§ Direction
Without omitting anything, retype the data that follows.

§ Lines of data
>> BEGIN

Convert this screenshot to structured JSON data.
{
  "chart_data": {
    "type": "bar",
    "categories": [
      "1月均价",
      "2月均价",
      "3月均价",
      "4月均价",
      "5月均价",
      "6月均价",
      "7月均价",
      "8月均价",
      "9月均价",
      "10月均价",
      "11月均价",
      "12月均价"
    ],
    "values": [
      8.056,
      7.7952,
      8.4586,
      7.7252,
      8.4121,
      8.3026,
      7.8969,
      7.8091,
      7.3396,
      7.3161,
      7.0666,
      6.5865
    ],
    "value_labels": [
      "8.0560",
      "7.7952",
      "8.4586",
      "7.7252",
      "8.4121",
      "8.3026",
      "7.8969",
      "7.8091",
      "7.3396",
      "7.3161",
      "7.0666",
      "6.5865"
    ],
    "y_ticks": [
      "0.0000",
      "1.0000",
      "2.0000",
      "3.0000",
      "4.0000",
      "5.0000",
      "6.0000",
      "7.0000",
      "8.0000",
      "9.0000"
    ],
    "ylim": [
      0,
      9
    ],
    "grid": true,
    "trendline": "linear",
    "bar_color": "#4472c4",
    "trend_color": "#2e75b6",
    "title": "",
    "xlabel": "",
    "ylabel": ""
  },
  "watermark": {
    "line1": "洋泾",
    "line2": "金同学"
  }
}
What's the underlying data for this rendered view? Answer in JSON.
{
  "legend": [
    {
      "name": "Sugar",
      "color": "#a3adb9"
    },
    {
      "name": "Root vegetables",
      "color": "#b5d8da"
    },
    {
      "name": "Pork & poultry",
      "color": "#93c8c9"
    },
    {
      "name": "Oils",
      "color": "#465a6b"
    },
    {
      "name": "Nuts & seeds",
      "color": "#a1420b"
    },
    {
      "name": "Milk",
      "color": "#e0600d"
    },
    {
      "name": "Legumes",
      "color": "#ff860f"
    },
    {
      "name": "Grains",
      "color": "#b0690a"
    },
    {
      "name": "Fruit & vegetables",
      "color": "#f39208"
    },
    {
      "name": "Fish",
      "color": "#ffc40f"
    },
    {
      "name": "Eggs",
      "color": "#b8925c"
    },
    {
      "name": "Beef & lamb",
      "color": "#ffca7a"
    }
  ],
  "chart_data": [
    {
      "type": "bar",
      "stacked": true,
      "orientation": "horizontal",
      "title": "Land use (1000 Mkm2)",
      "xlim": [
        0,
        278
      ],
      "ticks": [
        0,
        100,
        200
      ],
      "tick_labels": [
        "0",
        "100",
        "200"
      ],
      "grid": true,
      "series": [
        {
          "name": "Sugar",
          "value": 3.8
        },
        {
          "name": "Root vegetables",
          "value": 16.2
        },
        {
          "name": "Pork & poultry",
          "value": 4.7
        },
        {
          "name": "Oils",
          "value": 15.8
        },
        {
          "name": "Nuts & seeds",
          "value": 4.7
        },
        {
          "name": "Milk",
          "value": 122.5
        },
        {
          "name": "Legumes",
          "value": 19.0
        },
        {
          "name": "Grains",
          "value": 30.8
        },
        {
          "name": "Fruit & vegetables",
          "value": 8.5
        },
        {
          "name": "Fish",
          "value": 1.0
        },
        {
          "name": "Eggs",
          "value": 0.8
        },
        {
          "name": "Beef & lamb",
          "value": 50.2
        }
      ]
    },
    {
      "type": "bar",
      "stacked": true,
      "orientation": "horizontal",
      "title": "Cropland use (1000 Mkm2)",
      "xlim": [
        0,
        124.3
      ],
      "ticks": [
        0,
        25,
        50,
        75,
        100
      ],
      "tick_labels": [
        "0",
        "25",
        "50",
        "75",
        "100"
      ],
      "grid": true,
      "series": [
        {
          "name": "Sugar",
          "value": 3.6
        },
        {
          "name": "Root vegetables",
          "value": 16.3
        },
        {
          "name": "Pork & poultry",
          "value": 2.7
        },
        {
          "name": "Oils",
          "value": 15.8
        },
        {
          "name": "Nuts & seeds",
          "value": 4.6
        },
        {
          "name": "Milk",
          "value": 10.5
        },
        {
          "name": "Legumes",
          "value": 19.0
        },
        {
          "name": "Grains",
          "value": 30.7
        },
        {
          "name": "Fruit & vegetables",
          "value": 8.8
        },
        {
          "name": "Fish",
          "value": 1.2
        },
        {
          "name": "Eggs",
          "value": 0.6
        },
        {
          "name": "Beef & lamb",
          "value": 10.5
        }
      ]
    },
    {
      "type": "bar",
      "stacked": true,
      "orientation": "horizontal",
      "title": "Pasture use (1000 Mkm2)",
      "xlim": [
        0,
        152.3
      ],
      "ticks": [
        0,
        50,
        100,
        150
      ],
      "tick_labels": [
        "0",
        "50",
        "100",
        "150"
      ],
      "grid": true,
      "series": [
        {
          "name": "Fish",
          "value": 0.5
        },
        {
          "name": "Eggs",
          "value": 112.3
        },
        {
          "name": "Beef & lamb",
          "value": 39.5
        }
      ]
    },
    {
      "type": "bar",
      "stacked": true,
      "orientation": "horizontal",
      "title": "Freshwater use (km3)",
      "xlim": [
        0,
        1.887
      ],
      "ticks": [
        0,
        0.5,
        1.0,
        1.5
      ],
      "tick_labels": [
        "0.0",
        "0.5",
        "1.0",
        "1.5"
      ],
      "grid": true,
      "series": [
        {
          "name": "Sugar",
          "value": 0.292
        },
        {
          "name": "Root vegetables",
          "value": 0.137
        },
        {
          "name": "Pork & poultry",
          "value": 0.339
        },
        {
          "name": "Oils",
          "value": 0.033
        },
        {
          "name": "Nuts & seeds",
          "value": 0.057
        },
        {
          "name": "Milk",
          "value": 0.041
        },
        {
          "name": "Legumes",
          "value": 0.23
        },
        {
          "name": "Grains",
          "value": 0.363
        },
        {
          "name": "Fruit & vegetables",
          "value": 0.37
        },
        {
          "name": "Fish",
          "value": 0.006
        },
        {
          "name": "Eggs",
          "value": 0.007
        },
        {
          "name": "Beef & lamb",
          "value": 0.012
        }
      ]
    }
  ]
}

>> END

§ Solution
Convert this screenshot to structured JSON data.
{
  "chart_data": {
    "type": "bar",
    "categories": [
      "1月均价",
      "2月均价",
      "3月均价",
      "4月均价",
      "5月均价",
      "6月均价",
      "7月均价",
      "8月均价",
      "9月均价",
      "10月均价",
      "11月均价",
      "12月均价"
    ],
    "values": [
      8.056,
      7.7952,
      8.4586,
      7.7252,
      8.4121,
      8.3026,
      7.8969,
      7.8091,
      7.3396,
      7.3161,
      7.0666,
      6.5865
    ],
    "value_labels": [
      "8.0560",
      "7.7952",
      "8.4586",
      "7.7252",
      "8.4121",
      "8.3026",
      "7.8969",
      "7.8091",
      "7.3396",
      "7.3161",
      "7.0666",
      "6.5865"
    ],
    "y_ticks": [
      "0.0000",
      "1.0000",
      "2.0000",
      "3.0000",
      "4.0000",
      "5.0000",
      "6.0000",
      "7.0000",
      "8.0000",
      "9.0000"
    ],
    "ylim": [
      0,
      9
    ],
    "grid": true,
    "trendline": "linear",
    "bar_color": "#4472c4",
    "trend_color": "#2e75b6",
    "title": "",
    "xlabel": "",
    "ylabel": ""
  },
  "watermark": {
    "line1": "洋泾",
    "line2": "金同学"
  }
}
What's the underlying data for this rendered view? Answer in JSON.
{
  "legend": [
    {
      "name": "Sugar",
      "color": "#a3adb9"
    },
    {
      "name": "Root vegetables",
      "color": "#b5d8da"
    },
    {
      "name": "Pork & poultry",
      "color": "#93c8c9"
    },
    {
      "name": "Oils",
      "color": "#465a6b"
    },
    {
      "name": "Nuts & seeds",
      "color": "#a1420b"
    },
    {
      "name": "Milk",
      "color": "#e0600d"
    },
    {
      "name": "Legumes",
      "color": "#ff860f"
    },
    {
      "name": "Grains",
      "color": "#b0690a"
    },
    {
      "name": "Fruit & vegetables",
      "color": "#f39208"
    },
    {
      "name": "Fish",
      "color": "#ffc40f"
    },
    {
      "name": "Eggs",
      "color": "#b8925c"
    },
    {
      "name": "Beef & lamb",
      "color": "#ffca7a"
    }
  ],
  "chart_data": [
    {
      "type": "bar",
      "stacked": true,
      "orientation": "horizontal",
      "title": "Land use (1000 Mkm2)",
      "xlim": [
        0,
        278
      ],
      "ticks": [
        0,
        100,
        200
      ],
      "tick_labels": [
        "0",
        "100",
        "200"
      ],
      "grid": true,
      "series": [
        {
          "name": "Sugar",
          "value": 3.8
        },
        {
          "name": "Root vegetables",
          "value": 16.2
        },
        {
          "name": "Pork & poultry",
          "value": 4.7
        },
        {
          "name": "Oils",
          "value": 15.8
        },
        {
          "name": "Nuts & seeds",
          "value": 4.7
        },
        {
          "name": "Milk",
          "value": 122.5
        },
        {
          "name": "Legumes",
          "value": 19.0
        },
        {
          "name": "Grains",
          "value": 30.8
        },
        {
          "name": "Fruit & vegetables",
          "value": 8.5
        },
        {
          "name": "Fish",
          "value": 1.0
        },
        {
          "name": "Eggs",
          "value": 0.8
        },
        {
          "name": "Beef & lamb",
          "value": 50.2
        }
      ]
    },
    {
      "type": "bar",
      "stacked": true,
      "orientation": "horizontal",
      "title": "Cropland use (1000 Mkm2)",
      "xlim": [
        0,
        124.3
      ],
      "ticks": [
        0,
        25,
        50,
        75,
        100
      ],
      "tick_labels": [
        "0",
        "25",
        "50",
        "75",
        "100"
      ],
      "grid": true,
      "series": [
        {
          "name": "Sugar",
          "value": 3.6
        },
        {
          "name": "Root vegetables",
          "value": 16.3
        },
        {
          "name": "Pork & poultry",
          "value": 2.7
        },
        {
          "name": "Oils",
          "value": 15.8
        },
        {
          "name": "Nuts & seeds",
          "value": 4.6
        },
        {
          "name": "Milk",
          "value": 10.5
        },
        {
          "name": "Legumes",
          "value": 19.0
        },
        {
          "name": "Grains",
          "value": 30.7
        },
        {
          "name": "Fruit & vegetables",
          "value": 8.8
        },
        {
          "name": "Fish",
          "value": 1.2
        },
        {
          "name": "Eggs",
          "value": 0.6
        },
        {
          "name": "Beef & lamb",
          "value": 10.5
        }
      ]
    },
    {
      "type": "bar",
      "stacked": true,
      "orientation": "horizontal",
      "title": "Pasture use (1000 Mkm2)",
      "xlim": [
        0,
        152.3
      ],
      "ticks": [
        0,
        50,
        100,
        150
      ],
      "tick_labels": [
        "0",
        "50",
        "100",
        "150"
      ],
      "grid": true,
      "series": [
        {
          "name": "Fish",
          "value": 0.5
        },
        {
          "name": "Eggs",
          "value": 112.3
        },
        {
          "name": "Beef & lamb",
          "value": 39.5
        }
      ]
    },
    {
      "type": "bar",
      "stacked": true,
      "orientation": "horizontal",
      "title": "Freshwater use (km3)",
      "xlim": [
        0,
        1.887
      ],
      "ticks": [
        0,
        0.5,
        1.0,
        1.5
      ],
      "tick_labels": [
        "0.0",
        "0.5",
        "1.0",
        "1.5"
      ],
      "grid": true,
      "series": [
        {
          "name": "Sugar",
          "value": 0.292
        },
        {
          "name": "Root vegetables",
          "value": 0.137
        },
        {
          "name": "Pork & poultry",
          "value": 0.339
        },
        {
          "name": "Oils",
          "value": 0.033
        },
        {
          "name": "Nuts & seeds",
          "value": 0.057
        },
        {
          "name": "Milk",
          "value": 0.041
        },
        {
          "name": "Legumes",
          "value": 0.23
        },
        {
          "name": "Grains",
          "value": 0.363
        },
        {
          "name": "Fruit & vegetables",
          "value": 0.37
        },
        {
          "name": "Fish",
          "value": 0.006
        },
        {
          "name": "Eggs",
          "value": 0.007
        },
        {
          "name": "Beef & lamb",
          "value": 0.012
        }
      ]
    }
  ]
}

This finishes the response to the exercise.